• [Exercise] Identify each line below containing the string "vidéo" and copy it.

• [Source data]
● ● ● ●

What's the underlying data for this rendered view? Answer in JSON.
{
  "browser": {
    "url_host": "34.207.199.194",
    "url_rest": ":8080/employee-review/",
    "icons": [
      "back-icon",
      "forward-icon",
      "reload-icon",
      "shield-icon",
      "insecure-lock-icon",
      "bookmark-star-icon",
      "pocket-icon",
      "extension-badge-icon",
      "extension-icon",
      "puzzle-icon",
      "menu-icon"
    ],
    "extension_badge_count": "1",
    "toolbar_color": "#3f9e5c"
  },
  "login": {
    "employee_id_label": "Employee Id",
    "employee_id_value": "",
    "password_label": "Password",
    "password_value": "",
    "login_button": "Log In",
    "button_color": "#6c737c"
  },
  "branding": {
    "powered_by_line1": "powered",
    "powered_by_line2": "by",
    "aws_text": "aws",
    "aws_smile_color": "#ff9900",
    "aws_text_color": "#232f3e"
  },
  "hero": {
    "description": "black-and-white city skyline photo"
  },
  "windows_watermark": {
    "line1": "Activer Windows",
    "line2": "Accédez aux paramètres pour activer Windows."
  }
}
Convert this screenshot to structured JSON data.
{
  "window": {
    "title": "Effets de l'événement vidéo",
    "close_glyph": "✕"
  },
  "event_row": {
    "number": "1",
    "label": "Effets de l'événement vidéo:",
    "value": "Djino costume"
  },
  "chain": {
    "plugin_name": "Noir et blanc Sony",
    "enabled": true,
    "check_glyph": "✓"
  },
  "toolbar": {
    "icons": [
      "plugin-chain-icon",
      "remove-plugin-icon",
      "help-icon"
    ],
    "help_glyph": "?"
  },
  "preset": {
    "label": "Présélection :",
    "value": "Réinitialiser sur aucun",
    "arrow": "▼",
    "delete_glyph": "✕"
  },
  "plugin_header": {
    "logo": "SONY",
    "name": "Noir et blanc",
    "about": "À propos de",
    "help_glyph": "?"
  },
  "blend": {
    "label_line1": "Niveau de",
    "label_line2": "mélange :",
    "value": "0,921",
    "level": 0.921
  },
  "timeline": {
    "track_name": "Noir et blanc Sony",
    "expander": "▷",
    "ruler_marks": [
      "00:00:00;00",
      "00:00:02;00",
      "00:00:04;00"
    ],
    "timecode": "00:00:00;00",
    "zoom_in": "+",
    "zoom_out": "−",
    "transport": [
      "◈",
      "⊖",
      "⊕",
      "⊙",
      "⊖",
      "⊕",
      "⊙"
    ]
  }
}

● ● ● ●

• [Solution to the problem]
    "title": "Effets de l'événement vidéo",
    "label": "Effets de l'événement vidéo:",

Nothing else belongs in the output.